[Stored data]
>> START

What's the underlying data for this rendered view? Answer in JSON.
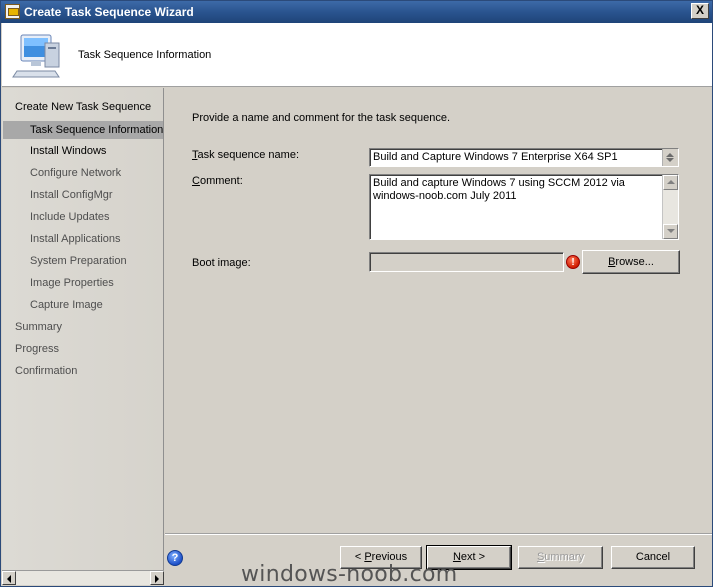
{
  "window": {
    "title": "Create Task Sequence Wizard",
    "close_label": "X"
  },
  "header": {
    "title": "Task Sequence Information"
  },
  "nav": {
    "items": [
      {
        "label": "Create New Task Sequence",
        "state": "done"
      },
      {
        "label": "Task Sequence Information",
        "state": "current"
      },
      {
        "label": "Install Windows",
        "state": "done"
      },
      {
        "label": "Configure Network",
        "state": "pending"
      },
      {
        "label": "Install ConfigMgr",
        "state": "pending"
      },
      {
        "label": "Include Updates",
        "state": "pending"
      },
      {
        "label": "Install Applications",
        "state": "pending"
      },
      {
        "label": "System Preparation",
        "state": "pending"
      },
      {
        "label": "Image Properties",
        "state": "pending"
      },
      {
        "label": "Capture Image",
        "state": "pending"
      },
      {
        "label": "Summary",
        "state": "pending"
      },
      {
        "label": "Progress",
        "state": "pending"
      },
      {
        "label": "Confirmation",
        "state": "pending"
      }
    ]
  },
  "content": {
    "instructions": "Provide a name and comment for the task sequence.",
    "name_label_accel": "T",
    "name_label_rest": "ask sequence name:",
    "name_value": "Build and Capture Windows 7 Enterprise X64 SP1",
    "comment_label_accel": "C",
    "comment_label_rest": "omment:",
    "comment_value": "Build and capture Windows 7 using SCCM 2012 via windows-noob.com July 2011",
    "boot_label": "Boot image:",
    "boot_value": "",
    "error_glyph": "!",
    "browse_accel": "B",
    "browse_rest": "rowse..."
  },
  "buttons": {
    "previous_prefix": "< ",
    "previous_accel": "P",
    "previous_rest": "revious",
    "next_accel": "N",
    "next_rest": "ext >",
    "summary_accel": "S",
    "summary_rest": "ummary",
    "cancel": "Cancel"
  },
  "help_glyph": "?",
  "watermark": "windows-noob.com",
  "colors": {
    "titlebar": "#2a548f",
    "nav_selected": "#a8a8a8",
    "dialog_face": "#d4d0c8",
    "error": "#d01c00"
  }
}
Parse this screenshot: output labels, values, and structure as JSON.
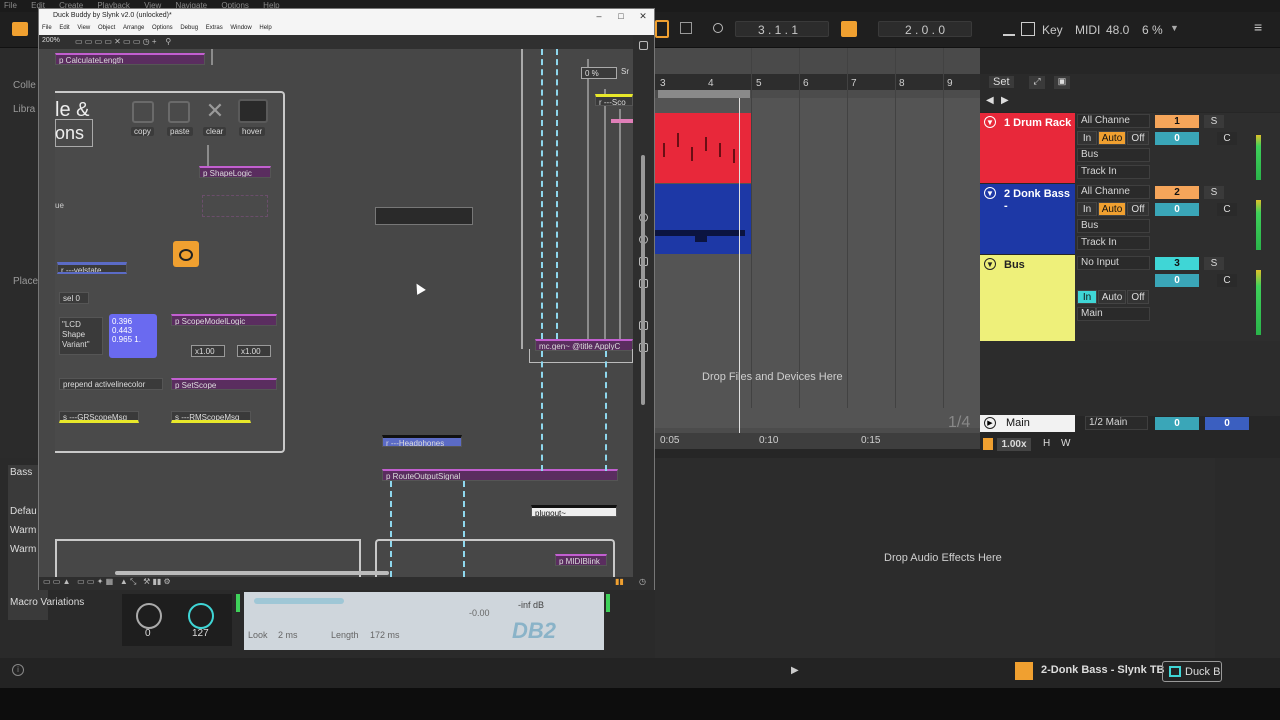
{
  "live": {
    "menu": [
      "File",
      "Edit",
      "Create",
      "Playback",
      "View",
      "Navigate",
      "Options",
      "Help"
    ],
    "position": "3 .   1 .   1",
    "loop_start": "2 .   0 .   0",
    "key_label": "Key",
    "midi_label": "MIDI",
    "tempo": "48.0",
    "cpu": "6 %",
    "set_label": "Set",
    "ruler_numbers": [
      "3",
      "4",
      "5",
      "6",
      "7",
      "8",
      "9"
    ],
    "drop_files": "Drop Files and Devices Here",
    "time_marks": [
      "0:05",
      "0:10",
      "0:15"
    ],
    "quantize": "1/4",
    "drop_audio": "Drop Audio Effects Here",
    "sidebar_labels": [
      "Colle",
      "Libra",
      "Place"
    ],
    "device_title": "Bass",
    "device_items": [
      "Defau",
      "Warm",
      "Warm"
    ],
    "macro_variations": "Macro Variations",
    "knob1_value": "0",
    "knob2_value": "127",
    "status_track": "2-Donk Bass - Slynk TB",
    "status_device": "Duck B"
  },
  "tracks": [
    {
      "name": "1 Drum Rack",
      "input": "All Channe",
      "num": "1",
      "vol": "0",
      "pan": "C",
      "color": "#e8283a",
      "num_color": "#f5a55a"
    },
    {
      "name": "2 Donk Bass -",
      "input": "All Channe",
      "num": "2",
      "vol": "0",
      "pan": "C",
      "color": "#1d38a6",
      "num_color": "#f5a55a"
    },
    {
      "name": "Bus",
      "input": "No Input",
      "num": "3",
      "vol": "0",
      "pan": "C",
      "color": "#eef07a",
      "num_color": "#3fd6d6"
    }
  ],
  "io": {
    "in": "In",
    "auto": "Auto",
    "off": "Off",
    "bus": "Bus",
    "track_in": "Track In",
    "main": "Main",
    "s": "S",
    "zoom": "1.00x",
    "h": "H",
    "w": "W"
  },
  "main_track": {
    "name": "Main",
    "output": "1/2 Main",
    "vol": "0",
    "pan": "0"
  },
  "max": {
    "title": "Duck Buddy by Slynk v2.0 (unlocked)*",
    "menu": [
      "File",
      "Edit",
      "View",
      "Object",
      "Arrange",
      "Options",
      "Debug",
      "Extras",
      "Window",
      "Help"
    ],
    "zoom": "200%",
    "objects": {
      "calc_length": "p CalculateLength",
      "shape_logic": "p ShapeLogic",
      "velstate": "r ---velstate",
      "sel": "sel 0",
      "lcd_msg": "\"LCD Shape Variant\"",
      "values": [
        "0.396",
        "0.443",
        "0.965 1."
      ],
      "scope_model": "p ScopeModelLogic",
      "mult1": "x1.00",
      "mult2": "x1.00",
      "prepend": "prepend activelinecolor",
      "set_scope": "p SetScope",
      "gr_scope": "s ---GRScopeMsg",
      "rm_scope": "s ---RMScopeMsg",
      "headphones": "r ---Headphones",
      "route_output": "p RouteOutputSignal",
      "mc_gen": "mc.gen~ @title ApplyC",
      "plugout": "plugout~",
      "midiblink": "p MIDIBlink",
      "percent": "0 %",
      "sc_label": "Sr",
      "r_sco": "r ---Sco",
      "ue": "ue",
      "big_text_1": "le &",
      "big_text_2": "ons"
    },
    "buttons": [
      "copy",
      "paste",
      "clear",
      "hover"
    ]
  },
  "plugin_strip": {
    "look_label": "Look",
    "look_value": "2 ms",
    "length_label": "Length",
    "length_value": "172 ms",
    "gain": "-0.00",
    "db_readout": "-inf dB",
    "logo": "DB2"
  }
}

>> END

Leave the images out, please, and restate each line word for word.

** WRITTEN REPLY **
What's the underlying data for this rendered view? Answer in JSON.
{
  "window": {
    "title": "Create Task Sequence Wizard",
    "close_label": "X"
  },
  "header": {
    "title": "Task Sequence Information"
  },
  "nav": {
    "items": [
      {
        "label": "Create New Task Sequence",
        "state": "done"
      },
      {
        "label": "Task Sequence Information",
        "state": "current"
      },
      {
        "label": "Install Windows",
        "state": "done"
      },
      {
        "label": "Configure Network",
        "state": "pending"
      },
      {
        "label": "Install ConfigMgr",
        "state": "pending"
      },
      {
        "label": "Include Updates",
        "state": "pending"
      },
      {
        "label": "Install Applications",
        "state": "pending"
      },
      {
        "label": "System Preparation",
        "state": "pending"
      },
      {
        "label": "Image Properties",
        "state": "pending"
      },
      {
        "label": "Capture Image",
        "state": "pending"
      },
      {
        "label": "Summary",
        "state": "pending"
      },
      {
        "label": "Progress",
        "state": "pending"
      },
      {
        "label": "Confirmation",
        "state": "pending"
      }
    ]
  },
  "content": {
    "instructions": "Provide a name and comment for the task sequence.",
    "name_label_accel": "T",
    "name_label_rest": "ask sequence name:",
    "name_value": "Build and Capture Windows 7 Enterprise X64 SP1",
    "comment_label_accel": "C",
    "comment_label_rest": "omment:",
    "comment_value": "Build and capture Windows 7 using SCCM 2012 via windows-noob.com July 2011",
    "boot_label": "Boot image:",
    "boot_value": "",
    "error_glyph": "!",
    "browse_accel": "B",
    "browse_rest": "rowse..."
  },
  "buttons": {
    "previous_prefix": "< ",
    "previous_accel": "P",
    "previous_rest": "revious",
    "next_accel": "N",
    "next_rest": "ext >",
    "summary_accel": "S",
    "summary_rest": "ummary",
    "cancel": "Cancel"
  },
  "help_glyph": "?",
  "watermark": "windows-noob.com",
  "colors": {
    "titlebar": "#2a548f",
    "nav_selected": "#a8a8a8",
    "dialog_face": "#d4d0c8",
    "error": "#d01c00"
  }
}
Parse this screenshot: output labels, values, and structure as JSON.
{
  "live": {
    "menu": [
      "File",
      "Edit",
      "Create",
      "Playback",
      "View",
      "Navigate",
      "Options",
      "Help"
    ],
    "position": "3 .   1 .   1",
    "loop_start": "2 .   0 .   0",
    "key_label": "Key",
    "midi_label": "MIDI",
    "tempo": "48.0",
    "cpu": "6 %",
    "set_label": "Set",
    "ruler_numbers": [
      "3",
      "4",
      "5",
      "6",
      "7",
      "8",
      "9"
    ],
    "drop_files": "Drop Files and Devices Here",
    "time_marks": [
      "0:05",
      "0:10",
      "0:15"
    ],
    "quantize": "1/4",
    "drop_audio": "Drop Audio Effects Here",
    "sidebar_labels": [
      "Colle",
      "Libra",
      "Place"
    ],
    "device_title": "Bass",
    "device_items": [
      "Defau",
      "Warm",
      "Warm"
    ],
    "macro_variations": "Macro Variations",
    "knob1_value": "0",
    "knob2_value": "127",
    "status_track": "2-Donk Bass - Slynk TB",
    "status_device": "Duck B"
  },
  "tracks": [
    {
      "name": "1 Drum Rack",
      "input": "All Channe",
      "num": "1",
      "vol": "0",
      "pan": "C",
      "color": "#e8283a",
      "num_color": "#f5a55a"
    },
    {
      "name": "2 Donk Bass -",
      "input": "All Channe",
      "num": "2",
      "vol": "0",
      "pan": "C",
      "color": "#1d38a6",
      "num_color": "#f5a55a"
    },
    {
      "name": "Bus",
      "input": "No Input",
      "num": "3",
      "vol": "0",
      "pan": "C",
      "color": "#eef07a",
      "num_color": "#3fd6d6"
    }
  ],
  "io": {
    "in": "In",
    "auto": "Auto",
    "off": "Off",
    "bus": "Bus",
    "track_in": "Track In",
    "main": "Main",
    "s": "S",
    "zoom": "1.00x",
    "h": "H",
    "w": "W"
  },
  "main_track": {
    "name": "Main",
    "output": "1/2 Main",
    "vol": "0",
    "pan": "0"
  },
  "max": {
    "title": "Duck Buddy by Slynk v2.0 (unlocked)*",
    "menu": [
      "File",
      "Edit",
      "View",
      "Object",
      "Arrange",
      "Options",
      "Debug",
      "Extras",
      "Window",
      "Help"
    ],
    "zoom": "200%",
    "objects": {
      "calc_length": "p CalculateLength",
      "shape_logic": "p ShapeLogic",
      "velstate": "r ---velstate",
      "sel": "sel 0",
      "lcd_msg": "\"LCD Shape Variant\"",
      "values": [
        "0.396",
        "0.443",
        "0.965 1."
      ],
      "scope_model": "p ScopeModelLogic",
      "mult1": "x1.00",
      "mult2": "x1.00",
      "prepend": "prepend activelinecolor",
      "set_scope": "p SetScope",
      "gr_scope": "s ---GRScopeMsg",
      "rm_scope": "s ---RMScopeMsg",
      "headphones": "r ---Headphones",
      "route_output": "p RouteOutputSignal",
      "mc_gen": "mc.gen~ @title ApplyC",
      "plugout": "plugout~",
      "midiblink": "p MIDIBlink",
      "percent": "0 %",
      "sc_label": "Sr",
      "r_sco": "r ---Sco",
      "ue": "ue",
      "big_text_1": "le &",
      "big_text_2": "ons"
    },
    "buttons": [
      "copy",
      "paste",
      "clear",
      "hover"
    ]
  },
  "plugin_strip": {
    "look_label": "Look",
    "look_value": "2 ms",
    "length_label": "Length",
    "length_value": "172 ms",
    "gain": "-0.00",
    "db_readout": "-inf dB",
    "logo": "DB2"
  }
}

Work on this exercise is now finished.